(Saved entries)
———
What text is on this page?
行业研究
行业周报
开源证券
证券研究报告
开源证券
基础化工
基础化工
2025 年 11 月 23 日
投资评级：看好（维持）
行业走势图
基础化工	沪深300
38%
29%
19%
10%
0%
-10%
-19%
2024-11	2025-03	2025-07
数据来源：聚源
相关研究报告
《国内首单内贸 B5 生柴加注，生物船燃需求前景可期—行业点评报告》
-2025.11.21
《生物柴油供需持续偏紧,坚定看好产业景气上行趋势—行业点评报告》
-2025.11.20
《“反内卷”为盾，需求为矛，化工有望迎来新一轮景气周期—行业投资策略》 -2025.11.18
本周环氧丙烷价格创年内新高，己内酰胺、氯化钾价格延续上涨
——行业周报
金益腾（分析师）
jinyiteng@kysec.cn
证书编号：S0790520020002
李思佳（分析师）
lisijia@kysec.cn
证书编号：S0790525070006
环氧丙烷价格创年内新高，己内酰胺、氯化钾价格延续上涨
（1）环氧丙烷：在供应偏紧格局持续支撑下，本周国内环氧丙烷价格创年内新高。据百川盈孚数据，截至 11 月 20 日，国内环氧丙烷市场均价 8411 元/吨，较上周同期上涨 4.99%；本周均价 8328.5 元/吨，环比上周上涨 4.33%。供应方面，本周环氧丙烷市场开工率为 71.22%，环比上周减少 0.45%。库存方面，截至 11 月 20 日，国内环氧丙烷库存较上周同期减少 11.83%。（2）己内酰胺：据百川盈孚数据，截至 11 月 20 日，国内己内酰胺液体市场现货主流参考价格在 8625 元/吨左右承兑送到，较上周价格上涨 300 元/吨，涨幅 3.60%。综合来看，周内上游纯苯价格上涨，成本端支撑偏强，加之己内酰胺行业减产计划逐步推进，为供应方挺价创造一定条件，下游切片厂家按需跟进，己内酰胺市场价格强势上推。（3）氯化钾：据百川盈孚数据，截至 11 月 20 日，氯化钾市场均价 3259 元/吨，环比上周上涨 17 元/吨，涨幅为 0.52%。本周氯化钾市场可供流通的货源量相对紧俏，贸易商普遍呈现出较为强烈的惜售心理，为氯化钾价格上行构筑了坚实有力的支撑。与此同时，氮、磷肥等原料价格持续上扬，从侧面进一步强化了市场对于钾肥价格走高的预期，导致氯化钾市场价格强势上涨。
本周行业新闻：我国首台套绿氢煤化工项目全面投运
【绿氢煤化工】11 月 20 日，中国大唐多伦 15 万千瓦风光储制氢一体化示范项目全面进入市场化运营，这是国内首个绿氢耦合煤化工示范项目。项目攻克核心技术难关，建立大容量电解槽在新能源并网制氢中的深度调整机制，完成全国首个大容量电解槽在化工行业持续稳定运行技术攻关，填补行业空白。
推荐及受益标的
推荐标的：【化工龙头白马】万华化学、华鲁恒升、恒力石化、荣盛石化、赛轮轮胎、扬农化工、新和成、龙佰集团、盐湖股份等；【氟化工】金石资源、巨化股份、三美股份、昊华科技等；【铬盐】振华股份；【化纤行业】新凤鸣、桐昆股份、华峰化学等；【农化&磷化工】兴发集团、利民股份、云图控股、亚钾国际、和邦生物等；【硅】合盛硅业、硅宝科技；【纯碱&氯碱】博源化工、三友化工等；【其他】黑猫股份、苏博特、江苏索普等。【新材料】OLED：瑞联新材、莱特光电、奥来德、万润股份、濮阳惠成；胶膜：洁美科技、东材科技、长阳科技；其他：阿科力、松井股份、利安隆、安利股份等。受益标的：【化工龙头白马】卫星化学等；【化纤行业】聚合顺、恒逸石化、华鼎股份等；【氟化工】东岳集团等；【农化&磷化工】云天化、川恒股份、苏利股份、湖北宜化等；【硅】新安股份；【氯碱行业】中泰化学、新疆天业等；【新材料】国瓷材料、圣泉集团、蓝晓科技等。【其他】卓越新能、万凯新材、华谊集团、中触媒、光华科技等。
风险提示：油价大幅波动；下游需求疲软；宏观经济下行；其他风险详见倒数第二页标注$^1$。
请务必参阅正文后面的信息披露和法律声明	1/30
———
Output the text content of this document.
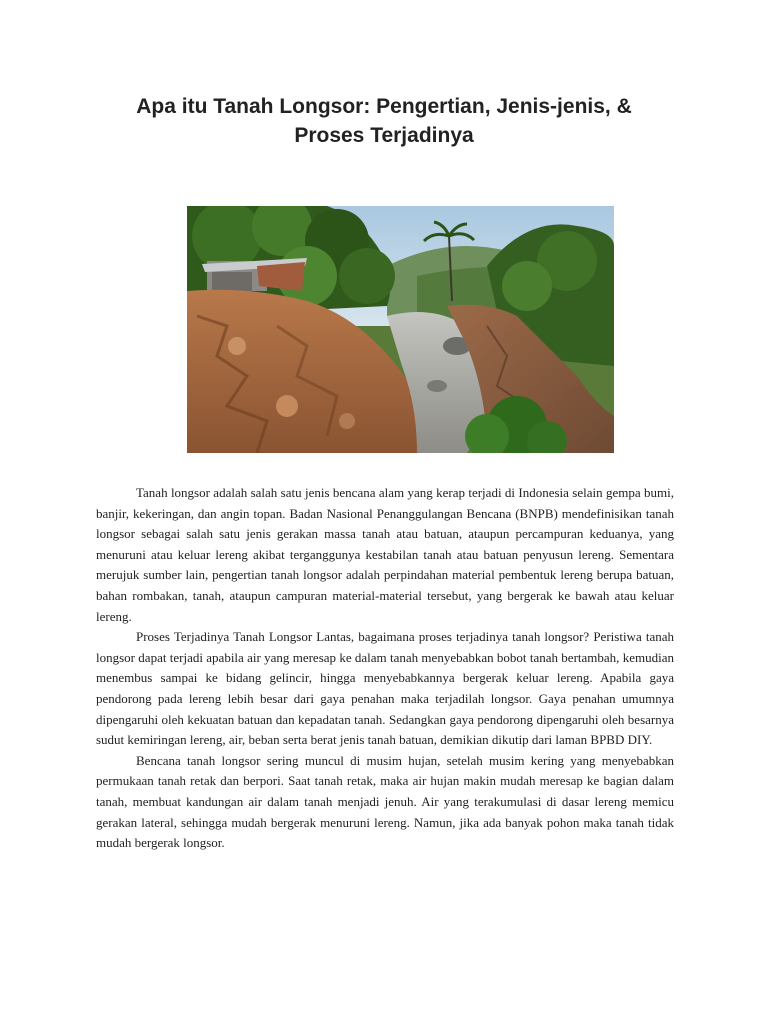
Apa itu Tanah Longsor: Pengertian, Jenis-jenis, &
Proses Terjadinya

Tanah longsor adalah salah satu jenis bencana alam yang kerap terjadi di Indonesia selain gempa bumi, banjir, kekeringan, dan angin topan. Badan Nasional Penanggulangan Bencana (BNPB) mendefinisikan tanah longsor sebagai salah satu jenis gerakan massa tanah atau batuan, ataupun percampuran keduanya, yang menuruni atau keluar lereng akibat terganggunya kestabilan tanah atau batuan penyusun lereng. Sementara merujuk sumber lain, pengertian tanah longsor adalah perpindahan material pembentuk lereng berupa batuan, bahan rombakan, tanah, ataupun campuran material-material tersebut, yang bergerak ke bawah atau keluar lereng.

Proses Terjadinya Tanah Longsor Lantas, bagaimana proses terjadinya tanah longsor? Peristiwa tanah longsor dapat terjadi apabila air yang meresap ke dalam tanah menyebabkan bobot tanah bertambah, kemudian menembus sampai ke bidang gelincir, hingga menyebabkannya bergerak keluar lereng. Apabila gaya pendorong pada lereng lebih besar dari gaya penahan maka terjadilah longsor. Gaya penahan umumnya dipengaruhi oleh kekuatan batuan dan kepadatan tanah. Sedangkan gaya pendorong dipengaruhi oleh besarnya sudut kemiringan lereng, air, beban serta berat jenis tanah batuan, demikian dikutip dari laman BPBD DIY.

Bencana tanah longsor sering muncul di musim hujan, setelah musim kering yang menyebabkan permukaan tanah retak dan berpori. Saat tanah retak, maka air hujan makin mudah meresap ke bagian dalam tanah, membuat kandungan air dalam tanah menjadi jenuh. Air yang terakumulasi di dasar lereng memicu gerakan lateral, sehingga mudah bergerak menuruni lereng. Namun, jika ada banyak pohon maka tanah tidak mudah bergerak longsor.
———
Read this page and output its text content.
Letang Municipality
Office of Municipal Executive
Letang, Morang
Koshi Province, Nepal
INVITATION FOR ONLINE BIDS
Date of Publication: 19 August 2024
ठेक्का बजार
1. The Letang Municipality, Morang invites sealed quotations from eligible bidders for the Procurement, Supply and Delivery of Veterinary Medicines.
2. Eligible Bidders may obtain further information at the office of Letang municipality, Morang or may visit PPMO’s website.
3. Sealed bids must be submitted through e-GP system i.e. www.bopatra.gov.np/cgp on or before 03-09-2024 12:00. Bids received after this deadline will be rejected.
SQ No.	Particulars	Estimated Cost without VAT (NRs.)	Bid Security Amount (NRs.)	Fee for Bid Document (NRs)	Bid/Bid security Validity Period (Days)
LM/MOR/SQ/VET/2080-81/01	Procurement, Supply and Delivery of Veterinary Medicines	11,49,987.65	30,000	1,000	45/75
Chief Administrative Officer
———
WRITTEN PROBLEM
Work out how many lines of the listing above include "menuruni". Answer with the number and nothing more.

TASK ANSWER
2